Newspaper article The Record (Bergen County, NJ)

Mediocre Play on the Writing of a Great Film

Newspaper article The Record (Bergen County, NJ)

Mediocre Play on the Writing of a Great Film

Article excerpt

"Billy & Ray," which opened Monday night at the Vineyard Theatre, is a play about a movie. It's not a very good play, but it might be fun for passionate film fans.

Playwright Mike Bencivenga provides an almost scene-by-scene account of the writing of the 1944 "Double Indemnity," Hollywood's first significant film noir. It was also a movie that provided a guide on how to present sex and violence indirectly, thus avoiding confrontation with the puritanical Motion Picture Production Code, the industry's censoring system.

To tell his story, Bencivenga invokes one of the theater's most time-honored (and time-worn) dramatic devices: Two characters, opposites in every way, begin in conflict and end in partnership.

Austrian-born director Billy Wilder (Vincent Kartheiser), an in- formal, womanizing, cocktail-drinking quipster, needs a co-writer with a better command of colloquial English to collaborate on the screenplay of James M. Cain's crime novel.

Enter Raymond Chandler, the famous author of hard-boiled mysteries, who's older, desperate for money, tight-lipped, morbidly (in Wilder's view) faithful to his wife and an alcoholic who's recovering, at least publicly.

Box coordinate listings
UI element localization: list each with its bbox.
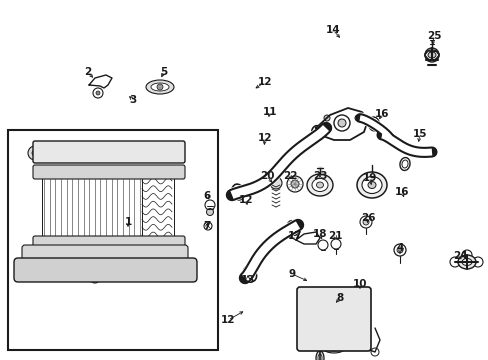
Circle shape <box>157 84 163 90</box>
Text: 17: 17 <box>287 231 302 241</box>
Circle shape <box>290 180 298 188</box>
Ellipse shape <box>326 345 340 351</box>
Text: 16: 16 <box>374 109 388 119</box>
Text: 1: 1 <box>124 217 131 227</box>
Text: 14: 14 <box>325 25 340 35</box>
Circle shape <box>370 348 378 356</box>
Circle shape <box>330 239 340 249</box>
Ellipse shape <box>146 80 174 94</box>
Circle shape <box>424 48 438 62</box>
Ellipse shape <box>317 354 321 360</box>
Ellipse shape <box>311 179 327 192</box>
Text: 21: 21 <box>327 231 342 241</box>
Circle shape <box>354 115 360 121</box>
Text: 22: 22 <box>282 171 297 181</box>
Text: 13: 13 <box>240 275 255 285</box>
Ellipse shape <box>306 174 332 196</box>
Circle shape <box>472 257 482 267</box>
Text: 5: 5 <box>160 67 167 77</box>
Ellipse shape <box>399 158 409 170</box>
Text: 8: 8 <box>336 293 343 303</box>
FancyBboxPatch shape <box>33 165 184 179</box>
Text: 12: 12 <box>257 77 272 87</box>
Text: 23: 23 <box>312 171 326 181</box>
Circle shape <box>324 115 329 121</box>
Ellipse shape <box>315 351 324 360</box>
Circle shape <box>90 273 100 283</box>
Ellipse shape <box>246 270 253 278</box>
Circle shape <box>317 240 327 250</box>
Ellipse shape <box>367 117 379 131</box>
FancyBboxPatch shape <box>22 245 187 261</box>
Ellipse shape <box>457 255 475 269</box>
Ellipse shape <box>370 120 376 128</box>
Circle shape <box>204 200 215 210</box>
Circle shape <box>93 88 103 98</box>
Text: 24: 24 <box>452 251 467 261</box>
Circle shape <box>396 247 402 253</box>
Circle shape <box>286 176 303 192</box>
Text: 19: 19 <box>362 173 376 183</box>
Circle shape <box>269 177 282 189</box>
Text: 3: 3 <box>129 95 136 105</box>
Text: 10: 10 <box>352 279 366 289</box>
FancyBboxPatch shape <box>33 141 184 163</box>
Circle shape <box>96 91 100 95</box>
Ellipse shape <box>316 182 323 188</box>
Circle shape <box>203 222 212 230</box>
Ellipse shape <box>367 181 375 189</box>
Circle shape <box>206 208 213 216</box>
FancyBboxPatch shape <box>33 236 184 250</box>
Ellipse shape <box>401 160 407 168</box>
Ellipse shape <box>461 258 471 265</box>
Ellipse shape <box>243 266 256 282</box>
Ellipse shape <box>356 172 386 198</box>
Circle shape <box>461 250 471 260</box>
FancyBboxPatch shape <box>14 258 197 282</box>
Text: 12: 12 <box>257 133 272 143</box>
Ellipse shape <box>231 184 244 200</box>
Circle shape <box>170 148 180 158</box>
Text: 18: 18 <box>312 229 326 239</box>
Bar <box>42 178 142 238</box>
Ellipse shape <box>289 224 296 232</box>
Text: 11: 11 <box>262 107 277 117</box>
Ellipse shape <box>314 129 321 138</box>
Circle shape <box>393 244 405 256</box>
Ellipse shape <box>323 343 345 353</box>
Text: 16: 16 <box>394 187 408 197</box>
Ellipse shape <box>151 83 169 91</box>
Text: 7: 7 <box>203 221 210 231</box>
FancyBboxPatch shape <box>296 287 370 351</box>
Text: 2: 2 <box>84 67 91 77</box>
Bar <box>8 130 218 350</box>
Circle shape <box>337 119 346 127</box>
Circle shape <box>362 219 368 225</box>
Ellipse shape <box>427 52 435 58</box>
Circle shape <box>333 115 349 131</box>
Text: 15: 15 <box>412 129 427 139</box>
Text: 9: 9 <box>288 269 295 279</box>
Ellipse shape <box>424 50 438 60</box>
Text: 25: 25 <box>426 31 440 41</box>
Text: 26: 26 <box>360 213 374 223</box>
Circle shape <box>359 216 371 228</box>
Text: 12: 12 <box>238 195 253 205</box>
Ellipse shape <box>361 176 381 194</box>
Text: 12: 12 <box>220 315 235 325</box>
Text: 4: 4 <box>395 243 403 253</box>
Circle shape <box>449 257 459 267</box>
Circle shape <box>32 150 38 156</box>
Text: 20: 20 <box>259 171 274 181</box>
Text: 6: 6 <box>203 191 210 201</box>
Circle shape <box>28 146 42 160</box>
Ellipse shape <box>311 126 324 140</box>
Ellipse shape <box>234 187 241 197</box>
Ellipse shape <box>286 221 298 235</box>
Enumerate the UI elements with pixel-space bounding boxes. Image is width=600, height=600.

...

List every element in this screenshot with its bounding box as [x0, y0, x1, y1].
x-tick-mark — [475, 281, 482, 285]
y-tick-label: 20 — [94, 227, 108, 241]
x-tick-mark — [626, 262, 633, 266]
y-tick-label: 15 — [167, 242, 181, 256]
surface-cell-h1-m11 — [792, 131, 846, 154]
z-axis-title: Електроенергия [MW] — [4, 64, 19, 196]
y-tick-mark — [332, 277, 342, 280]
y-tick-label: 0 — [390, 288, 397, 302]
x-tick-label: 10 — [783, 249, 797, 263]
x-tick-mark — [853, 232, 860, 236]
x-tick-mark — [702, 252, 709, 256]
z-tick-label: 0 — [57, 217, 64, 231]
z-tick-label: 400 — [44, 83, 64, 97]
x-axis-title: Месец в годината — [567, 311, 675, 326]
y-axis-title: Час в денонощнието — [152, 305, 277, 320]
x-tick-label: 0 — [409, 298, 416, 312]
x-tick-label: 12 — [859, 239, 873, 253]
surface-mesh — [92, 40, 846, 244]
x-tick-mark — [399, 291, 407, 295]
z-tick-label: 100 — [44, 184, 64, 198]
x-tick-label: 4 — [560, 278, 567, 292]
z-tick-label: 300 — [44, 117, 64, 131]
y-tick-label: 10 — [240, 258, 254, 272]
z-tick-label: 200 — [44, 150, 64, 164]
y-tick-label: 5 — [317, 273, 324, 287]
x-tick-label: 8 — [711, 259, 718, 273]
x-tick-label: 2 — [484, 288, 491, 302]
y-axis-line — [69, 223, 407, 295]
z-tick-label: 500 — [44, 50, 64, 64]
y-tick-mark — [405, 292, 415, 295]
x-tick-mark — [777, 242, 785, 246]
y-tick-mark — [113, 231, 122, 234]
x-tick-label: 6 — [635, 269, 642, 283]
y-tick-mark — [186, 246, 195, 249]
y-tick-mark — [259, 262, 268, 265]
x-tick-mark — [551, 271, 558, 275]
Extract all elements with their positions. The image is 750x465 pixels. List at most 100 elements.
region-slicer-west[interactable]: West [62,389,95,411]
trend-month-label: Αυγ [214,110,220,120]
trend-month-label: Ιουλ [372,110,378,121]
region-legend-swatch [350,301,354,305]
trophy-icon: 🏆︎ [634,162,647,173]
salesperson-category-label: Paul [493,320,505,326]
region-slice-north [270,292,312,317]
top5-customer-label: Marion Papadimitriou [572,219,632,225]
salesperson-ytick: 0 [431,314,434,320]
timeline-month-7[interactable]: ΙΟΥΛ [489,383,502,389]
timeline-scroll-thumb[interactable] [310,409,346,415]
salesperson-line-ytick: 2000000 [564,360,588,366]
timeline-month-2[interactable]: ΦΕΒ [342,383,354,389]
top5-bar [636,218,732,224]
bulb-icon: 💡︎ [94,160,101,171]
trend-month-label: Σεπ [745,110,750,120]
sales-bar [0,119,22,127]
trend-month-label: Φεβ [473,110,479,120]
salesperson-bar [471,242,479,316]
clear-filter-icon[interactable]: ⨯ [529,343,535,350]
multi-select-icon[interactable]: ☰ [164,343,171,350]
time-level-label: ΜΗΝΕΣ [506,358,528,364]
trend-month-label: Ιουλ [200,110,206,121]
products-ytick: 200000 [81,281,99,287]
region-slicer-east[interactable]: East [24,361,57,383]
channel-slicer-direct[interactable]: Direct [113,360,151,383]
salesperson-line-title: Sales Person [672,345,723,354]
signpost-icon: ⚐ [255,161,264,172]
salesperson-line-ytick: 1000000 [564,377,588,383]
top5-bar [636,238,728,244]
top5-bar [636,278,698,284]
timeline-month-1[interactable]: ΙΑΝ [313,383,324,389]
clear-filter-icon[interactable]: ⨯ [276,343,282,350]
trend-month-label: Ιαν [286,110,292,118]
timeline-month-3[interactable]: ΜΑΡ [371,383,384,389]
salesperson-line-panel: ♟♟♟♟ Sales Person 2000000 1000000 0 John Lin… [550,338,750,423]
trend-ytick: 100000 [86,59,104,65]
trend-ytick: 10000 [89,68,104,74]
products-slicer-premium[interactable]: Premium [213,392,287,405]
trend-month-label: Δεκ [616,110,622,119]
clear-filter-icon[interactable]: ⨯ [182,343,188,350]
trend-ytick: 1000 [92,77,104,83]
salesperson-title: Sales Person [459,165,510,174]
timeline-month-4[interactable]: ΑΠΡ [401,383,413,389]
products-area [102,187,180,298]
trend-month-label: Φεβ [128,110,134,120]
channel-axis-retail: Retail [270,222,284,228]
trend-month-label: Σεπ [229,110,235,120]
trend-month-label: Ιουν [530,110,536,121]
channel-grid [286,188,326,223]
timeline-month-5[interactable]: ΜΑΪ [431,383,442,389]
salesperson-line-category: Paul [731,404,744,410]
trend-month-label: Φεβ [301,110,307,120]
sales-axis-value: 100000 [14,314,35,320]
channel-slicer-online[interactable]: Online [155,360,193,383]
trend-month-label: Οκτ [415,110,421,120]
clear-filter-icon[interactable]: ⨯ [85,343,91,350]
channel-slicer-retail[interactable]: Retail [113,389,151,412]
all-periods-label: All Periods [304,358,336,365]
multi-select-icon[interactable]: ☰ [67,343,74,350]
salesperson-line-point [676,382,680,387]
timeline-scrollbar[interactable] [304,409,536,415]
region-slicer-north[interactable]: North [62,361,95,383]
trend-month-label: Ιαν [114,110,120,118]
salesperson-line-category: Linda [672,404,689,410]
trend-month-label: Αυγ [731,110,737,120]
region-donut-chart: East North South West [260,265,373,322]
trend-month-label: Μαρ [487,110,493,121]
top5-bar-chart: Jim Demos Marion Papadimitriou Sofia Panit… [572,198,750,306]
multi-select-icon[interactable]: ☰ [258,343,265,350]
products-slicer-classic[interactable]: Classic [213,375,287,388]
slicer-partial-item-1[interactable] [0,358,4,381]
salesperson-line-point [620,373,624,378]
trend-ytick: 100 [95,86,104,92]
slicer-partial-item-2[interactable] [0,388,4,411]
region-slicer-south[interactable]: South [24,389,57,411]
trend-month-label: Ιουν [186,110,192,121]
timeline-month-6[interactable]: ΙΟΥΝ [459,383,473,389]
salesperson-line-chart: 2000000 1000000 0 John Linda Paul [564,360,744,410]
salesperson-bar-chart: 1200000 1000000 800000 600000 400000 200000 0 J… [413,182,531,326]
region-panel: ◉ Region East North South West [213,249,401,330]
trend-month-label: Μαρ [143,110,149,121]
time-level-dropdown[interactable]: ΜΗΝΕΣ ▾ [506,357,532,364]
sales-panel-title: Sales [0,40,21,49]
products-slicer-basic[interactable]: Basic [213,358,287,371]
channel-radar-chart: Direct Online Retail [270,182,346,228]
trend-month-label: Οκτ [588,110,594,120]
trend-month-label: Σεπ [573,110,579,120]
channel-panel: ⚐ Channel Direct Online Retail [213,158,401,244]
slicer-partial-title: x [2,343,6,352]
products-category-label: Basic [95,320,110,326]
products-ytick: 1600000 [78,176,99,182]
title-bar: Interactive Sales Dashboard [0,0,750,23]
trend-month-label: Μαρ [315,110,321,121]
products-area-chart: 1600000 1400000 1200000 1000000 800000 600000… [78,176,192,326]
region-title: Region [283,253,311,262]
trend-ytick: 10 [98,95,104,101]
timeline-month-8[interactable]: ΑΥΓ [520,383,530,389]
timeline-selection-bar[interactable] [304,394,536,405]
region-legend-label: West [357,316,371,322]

→ PROBLEM SET
1/ Which people are named in the theater review? List all of them.
2/ Can you write out the box coordinate listings from the line with "List every element" up to and including the line with "trend-month-label: Φεβ [473,110,479,120]"?
The theater review and the box coordinate listings come from unrelated sources.

→ RESPONSES BY TASK
1/ Mike Bencivenga, Billy Wilder, Vincent Kartheiser, James M. Cain, Raymond Chandler

2/
List every element in this screenshot with its bounding box as [x0, y0, x1, y1].
x-tick-mark — [475, 281, 482, 285]
y-tick-label: 20 — [94, 227, 108, 241]
x-tick-mark — [626, 262, 633, 266]
y-tick-label: 15 — [167, 242, 181, 256]
surface-cell-h1-m11 — [792, 131, 846, 154]
z-axis-title: Електроенергия [MW] — [4, 64, 19, 196]
y-tick-mark — [332, 277, 342, 280]
y-tick-label: 0 — [390, 288, 397, 302]
x-tick-label: 10 — [783, 249, 797, 263]
x-tick-mark — [853, 232, 860, 236]
x-tick-mark — [702, 252, 709, 256]
z-tick-label: 0 — [57, 217, 64, 231]
z-tick-label: 400 — [44, 83, 64, 97]
x-axis-title: Месец в годината — [567, 311, 675, 326]
y-axis-title: Час в денонощнието — [152, 305, 277, 320]
x-tick-label: 0 — [409, 298, 416, 312]
x-tick-label: 12 — [859, 239, 873, 253]
surface-mesh — [92, 40, 846, 244]
x-tick-mark — [399, 291, 407, 295]
z-tick-label: 100 — [44, 184, 64, 198]
x-tick-label: 4 — [560, 278, 567, 292]
z-tick-label: 300 — [44, 117, 64, 131]
y-tick-label: 10 — [240, 258, 254, 272]
z-tick-label: 200 — [44, 150, 64, 164]
y-tick-label: 5 — [317, 273, 324, 287]
x-tick-label: 8 — [711, 259, 718, 273]
x-tick-label: 2 — [484, 288, 491, 302]
y-axis-line — [69, 223, 407, 295]
z-tick-label: 500 — [44, 50, 64, 64]
y-tick-mark — [405, 292, 415, 295]
x-tick-mark — [777, 242, 785, 246]
y-tick-mark — [113, 231, 122, 234]
x-tick-label: 6 — [635, 269, 642, 283]
y-tick-mark — [186, 246, 195, 249]
y-tick-mark — [259, 262, 268, 265]
x-tick-mark — [551, 271, 558, 275]
Extract all elements with their positions. The image is 750x465 pixels. List at most 100 elements.
region-slicer-west[interactable]: West [62,389,95,411]
trend-month-label: Αυγ [214,110,220,120]
trend-month-label: Ιουλ [372,110,378,121]
region-legend-swatch [350,301,354,305]
trophy-icon: 🏆︎ [634,162,647,173]
salesperson-category-label: Paul [493,320,505,326]
region-slice-north [270,292,312,317]
top5-customer-label: Marion Papadimitriou [572,219,632,225]
salesperson-ytick: 0 [431,314,434,320]
timeline-month-7[interactable]: ΙΟΥΛ [489,383,502,389]
timeline-scroll-thumb[interactable] [310,409,346,415]
salesperson-line-ytick: 2000000 [564,360,588,366]
timeline-month-2[interactable]: ΦΕΒ [342,383,354,389]
top5-bar [636,218,732,224]
bulb-icon: 💡︎ [94,160,101,171]
trend-month-label: Σεπ [745,110,750,120]
sales-bar [0,119,22,127]
trend-month-label: Φεβ [473,110,479,120]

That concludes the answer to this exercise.